··· AVAILABLE RECORDS ···
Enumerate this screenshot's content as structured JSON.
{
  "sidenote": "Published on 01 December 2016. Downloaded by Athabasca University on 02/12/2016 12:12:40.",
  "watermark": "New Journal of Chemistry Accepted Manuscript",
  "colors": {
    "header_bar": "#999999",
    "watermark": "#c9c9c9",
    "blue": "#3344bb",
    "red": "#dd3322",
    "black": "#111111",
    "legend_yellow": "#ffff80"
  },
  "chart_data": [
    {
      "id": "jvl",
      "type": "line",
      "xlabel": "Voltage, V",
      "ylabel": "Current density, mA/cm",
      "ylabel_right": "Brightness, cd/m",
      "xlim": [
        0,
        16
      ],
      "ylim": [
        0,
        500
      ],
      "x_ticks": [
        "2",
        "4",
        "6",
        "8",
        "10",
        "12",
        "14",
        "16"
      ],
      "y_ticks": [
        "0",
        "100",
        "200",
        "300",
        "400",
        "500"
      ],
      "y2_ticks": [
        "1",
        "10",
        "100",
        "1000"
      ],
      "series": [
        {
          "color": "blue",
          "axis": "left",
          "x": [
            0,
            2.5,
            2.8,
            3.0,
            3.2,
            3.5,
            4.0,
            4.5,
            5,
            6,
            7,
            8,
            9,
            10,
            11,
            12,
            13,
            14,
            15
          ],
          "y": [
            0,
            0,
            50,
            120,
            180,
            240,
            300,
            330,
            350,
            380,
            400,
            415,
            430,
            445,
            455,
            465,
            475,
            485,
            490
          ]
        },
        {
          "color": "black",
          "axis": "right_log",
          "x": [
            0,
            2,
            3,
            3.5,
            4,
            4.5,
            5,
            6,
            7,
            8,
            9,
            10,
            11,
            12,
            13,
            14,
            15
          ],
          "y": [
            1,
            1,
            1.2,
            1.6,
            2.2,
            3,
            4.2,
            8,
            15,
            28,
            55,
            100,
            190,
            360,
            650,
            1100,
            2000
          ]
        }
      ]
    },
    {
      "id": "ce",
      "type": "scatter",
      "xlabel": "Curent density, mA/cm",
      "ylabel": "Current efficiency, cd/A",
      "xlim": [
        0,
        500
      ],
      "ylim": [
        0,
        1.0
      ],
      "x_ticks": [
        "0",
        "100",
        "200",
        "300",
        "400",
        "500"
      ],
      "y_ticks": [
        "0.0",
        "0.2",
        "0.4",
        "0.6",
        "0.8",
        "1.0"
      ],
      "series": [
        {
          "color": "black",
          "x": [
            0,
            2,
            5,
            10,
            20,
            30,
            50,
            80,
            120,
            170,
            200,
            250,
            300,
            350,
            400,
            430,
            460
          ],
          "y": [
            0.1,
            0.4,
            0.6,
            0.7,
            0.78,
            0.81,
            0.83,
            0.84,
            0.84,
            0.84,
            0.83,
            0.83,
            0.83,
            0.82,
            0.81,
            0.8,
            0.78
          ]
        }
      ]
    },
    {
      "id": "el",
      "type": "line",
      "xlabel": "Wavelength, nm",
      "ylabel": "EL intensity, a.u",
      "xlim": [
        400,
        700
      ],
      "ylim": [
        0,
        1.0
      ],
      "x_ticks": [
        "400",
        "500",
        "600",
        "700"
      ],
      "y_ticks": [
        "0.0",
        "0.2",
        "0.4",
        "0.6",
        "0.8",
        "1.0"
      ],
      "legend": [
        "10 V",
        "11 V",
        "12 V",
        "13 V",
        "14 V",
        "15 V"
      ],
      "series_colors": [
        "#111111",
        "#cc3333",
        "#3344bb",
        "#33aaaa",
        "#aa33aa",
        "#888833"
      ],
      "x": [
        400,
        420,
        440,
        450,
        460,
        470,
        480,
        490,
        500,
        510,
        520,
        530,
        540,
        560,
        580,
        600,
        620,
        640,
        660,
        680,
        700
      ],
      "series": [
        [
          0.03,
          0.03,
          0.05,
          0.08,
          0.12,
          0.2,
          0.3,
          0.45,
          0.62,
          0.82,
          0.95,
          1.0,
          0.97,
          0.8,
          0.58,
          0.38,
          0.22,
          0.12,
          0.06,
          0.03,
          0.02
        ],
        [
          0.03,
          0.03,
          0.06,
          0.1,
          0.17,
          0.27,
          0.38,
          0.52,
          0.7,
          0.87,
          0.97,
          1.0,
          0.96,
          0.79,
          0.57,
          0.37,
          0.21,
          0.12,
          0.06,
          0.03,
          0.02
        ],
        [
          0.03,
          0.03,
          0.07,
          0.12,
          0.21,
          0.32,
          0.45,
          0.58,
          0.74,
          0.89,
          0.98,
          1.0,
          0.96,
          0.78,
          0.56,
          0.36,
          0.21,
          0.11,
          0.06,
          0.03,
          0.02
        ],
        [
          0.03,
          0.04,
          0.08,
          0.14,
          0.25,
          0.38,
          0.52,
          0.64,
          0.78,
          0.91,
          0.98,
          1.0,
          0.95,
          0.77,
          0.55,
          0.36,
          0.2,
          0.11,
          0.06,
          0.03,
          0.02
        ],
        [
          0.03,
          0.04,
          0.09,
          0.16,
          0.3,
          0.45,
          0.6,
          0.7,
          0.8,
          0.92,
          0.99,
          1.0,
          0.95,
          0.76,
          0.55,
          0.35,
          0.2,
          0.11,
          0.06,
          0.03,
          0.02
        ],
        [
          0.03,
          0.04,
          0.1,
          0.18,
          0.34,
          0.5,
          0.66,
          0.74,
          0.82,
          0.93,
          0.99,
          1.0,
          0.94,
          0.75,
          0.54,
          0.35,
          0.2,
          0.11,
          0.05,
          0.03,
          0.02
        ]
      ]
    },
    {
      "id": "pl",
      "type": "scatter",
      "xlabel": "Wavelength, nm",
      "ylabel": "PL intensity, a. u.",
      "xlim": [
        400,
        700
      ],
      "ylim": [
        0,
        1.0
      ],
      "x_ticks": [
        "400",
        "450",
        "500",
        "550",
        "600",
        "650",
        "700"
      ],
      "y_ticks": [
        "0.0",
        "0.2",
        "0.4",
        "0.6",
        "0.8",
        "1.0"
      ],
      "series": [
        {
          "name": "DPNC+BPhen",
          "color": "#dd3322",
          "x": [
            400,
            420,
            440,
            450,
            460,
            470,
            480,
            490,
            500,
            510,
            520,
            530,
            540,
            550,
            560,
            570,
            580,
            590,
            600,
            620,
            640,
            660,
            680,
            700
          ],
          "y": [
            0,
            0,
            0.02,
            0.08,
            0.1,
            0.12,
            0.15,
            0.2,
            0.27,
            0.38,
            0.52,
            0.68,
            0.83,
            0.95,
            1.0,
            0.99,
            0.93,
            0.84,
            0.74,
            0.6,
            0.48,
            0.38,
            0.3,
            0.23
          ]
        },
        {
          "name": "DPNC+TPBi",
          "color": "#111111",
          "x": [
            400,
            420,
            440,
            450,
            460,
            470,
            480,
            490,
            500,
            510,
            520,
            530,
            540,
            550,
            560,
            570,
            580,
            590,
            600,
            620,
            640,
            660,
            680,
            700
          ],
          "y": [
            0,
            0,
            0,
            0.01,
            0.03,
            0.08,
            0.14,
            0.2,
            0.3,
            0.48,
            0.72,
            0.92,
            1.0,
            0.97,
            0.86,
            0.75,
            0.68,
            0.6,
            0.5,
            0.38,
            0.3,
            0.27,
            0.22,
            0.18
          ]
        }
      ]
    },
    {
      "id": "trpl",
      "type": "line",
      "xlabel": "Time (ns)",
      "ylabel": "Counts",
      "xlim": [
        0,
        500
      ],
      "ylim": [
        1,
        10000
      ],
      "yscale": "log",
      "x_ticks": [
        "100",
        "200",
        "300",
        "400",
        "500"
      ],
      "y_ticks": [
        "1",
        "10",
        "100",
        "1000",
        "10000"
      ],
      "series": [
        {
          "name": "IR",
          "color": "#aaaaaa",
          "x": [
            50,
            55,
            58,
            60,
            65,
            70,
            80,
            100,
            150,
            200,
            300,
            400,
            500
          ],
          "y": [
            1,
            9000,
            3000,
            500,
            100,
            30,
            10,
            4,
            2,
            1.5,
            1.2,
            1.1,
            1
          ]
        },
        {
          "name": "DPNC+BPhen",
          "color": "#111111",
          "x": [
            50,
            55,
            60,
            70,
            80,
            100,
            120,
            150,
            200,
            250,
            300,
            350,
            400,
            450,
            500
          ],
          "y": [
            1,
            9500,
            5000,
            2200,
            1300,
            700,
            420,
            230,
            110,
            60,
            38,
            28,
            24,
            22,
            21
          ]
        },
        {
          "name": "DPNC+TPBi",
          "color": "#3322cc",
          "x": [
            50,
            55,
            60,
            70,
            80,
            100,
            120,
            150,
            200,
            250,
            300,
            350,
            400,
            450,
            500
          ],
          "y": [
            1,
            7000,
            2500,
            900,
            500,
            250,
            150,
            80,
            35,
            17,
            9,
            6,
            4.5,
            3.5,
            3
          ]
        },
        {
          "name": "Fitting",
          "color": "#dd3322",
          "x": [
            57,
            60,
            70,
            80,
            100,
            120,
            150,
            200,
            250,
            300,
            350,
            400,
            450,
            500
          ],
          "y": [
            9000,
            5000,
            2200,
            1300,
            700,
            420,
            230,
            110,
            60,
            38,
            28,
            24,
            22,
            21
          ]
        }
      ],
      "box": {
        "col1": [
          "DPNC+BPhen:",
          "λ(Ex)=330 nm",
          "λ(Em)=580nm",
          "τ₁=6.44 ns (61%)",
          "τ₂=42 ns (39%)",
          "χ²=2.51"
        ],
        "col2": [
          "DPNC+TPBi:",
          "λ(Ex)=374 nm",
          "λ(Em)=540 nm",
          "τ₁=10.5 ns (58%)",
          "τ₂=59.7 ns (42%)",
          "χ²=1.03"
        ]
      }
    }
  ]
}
···
··· AVAILABLE RECORDS ···
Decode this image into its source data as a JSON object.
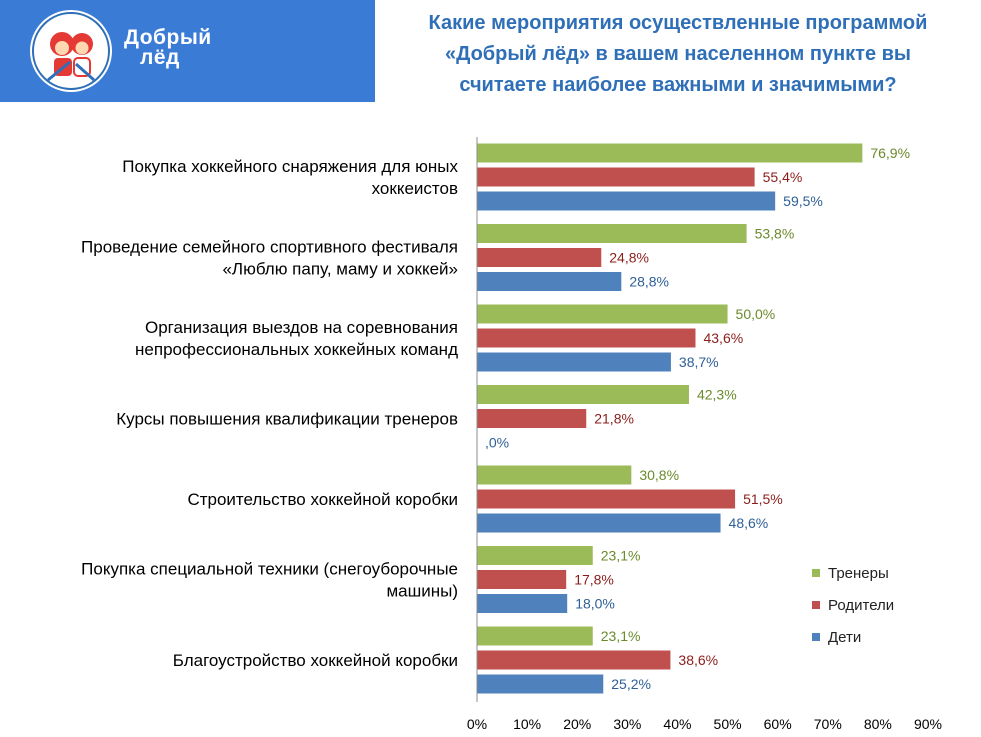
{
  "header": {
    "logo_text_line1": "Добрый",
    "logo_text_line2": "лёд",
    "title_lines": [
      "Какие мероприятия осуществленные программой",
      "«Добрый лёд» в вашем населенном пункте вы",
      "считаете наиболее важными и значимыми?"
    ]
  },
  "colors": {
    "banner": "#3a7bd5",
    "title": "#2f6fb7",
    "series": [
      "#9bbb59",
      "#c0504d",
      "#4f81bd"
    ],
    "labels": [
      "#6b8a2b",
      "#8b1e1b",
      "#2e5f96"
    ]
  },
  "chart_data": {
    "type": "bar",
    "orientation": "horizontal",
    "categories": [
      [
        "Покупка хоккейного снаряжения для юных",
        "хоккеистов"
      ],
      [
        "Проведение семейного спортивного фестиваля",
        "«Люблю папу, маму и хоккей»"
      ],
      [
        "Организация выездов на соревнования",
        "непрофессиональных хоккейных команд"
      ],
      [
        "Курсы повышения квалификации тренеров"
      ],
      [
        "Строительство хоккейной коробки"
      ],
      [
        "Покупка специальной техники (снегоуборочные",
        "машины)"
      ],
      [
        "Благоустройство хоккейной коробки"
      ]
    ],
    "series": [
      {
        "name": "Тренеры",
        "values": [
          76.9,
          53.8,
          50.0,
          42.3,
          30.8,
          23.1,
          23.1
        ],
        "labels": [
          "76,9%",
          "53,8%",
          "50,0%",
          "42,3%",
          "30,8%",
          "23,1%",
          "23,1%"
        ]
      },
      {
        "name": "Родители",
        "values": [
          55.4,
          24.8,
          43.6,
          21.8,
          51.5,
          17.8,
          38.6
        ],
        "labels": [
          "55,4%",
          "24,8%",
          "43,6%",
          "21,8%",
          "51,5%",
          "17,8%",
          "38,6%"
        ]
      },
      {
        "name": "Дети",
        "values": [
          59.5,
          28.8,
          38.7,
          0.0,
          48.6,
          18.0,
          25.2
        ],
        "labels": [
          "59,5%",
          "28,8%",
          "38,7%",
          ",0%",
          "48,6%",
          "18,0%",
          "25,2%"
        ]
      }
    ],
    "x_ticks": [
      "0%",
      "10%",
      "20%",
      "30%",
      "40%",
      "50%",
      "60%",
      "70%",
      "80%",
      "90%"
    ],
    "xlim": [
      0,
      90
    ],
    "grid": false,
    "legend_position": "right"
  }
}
···
··· AVAILABLE RECORDS ···
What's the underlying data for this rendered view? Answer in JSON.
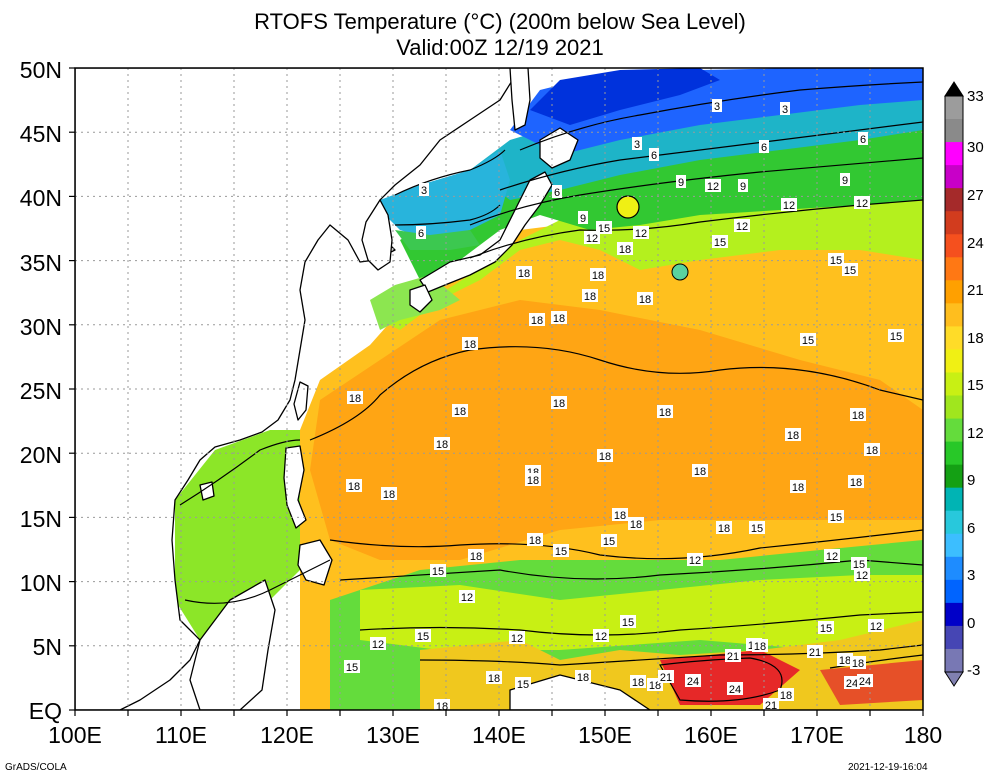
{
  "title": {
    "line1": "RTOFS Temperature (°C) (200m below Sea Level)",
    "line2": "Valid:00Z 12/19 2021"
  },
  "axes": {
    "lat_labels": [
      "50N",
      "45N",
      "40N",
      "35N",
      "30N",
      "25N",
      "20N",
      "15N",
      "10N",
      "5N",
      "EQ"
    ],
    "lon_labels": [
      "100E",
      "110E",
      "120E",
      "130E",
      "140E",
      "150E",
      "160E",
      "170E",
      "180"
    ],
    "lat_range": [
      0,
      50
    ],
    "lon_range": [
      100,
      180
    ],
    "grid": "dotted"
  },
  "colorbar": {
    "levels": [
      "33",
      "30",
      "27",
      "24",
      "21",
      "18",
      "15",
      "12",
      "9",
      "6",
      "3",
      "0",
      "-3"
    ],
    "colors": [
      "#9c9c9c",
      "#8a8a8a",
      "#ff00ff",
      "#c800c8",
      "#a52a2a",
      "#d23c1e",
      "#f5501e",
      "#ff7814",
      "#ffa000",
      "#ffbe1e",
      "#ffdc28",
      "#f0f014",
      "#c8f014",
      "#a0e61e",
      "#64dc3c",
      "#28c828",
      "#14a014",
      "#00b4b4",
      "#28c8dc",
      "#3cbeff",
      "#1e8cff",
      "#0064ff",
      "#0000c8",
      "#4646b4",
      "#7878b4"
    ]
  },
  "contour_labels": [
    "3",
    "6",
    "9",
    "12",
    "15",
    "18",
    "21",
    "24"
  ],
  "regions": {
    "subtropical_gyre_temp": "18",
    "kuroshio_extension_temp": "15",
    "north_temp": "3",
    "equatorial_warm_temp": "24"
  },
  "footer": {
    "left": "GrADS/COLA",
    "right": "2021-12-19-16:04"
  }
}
···
#### GIVEN PROBLEM
Find every line with the word "xlabel" and state how many there are, with no other words.

#### COMPLETE ANSWER
5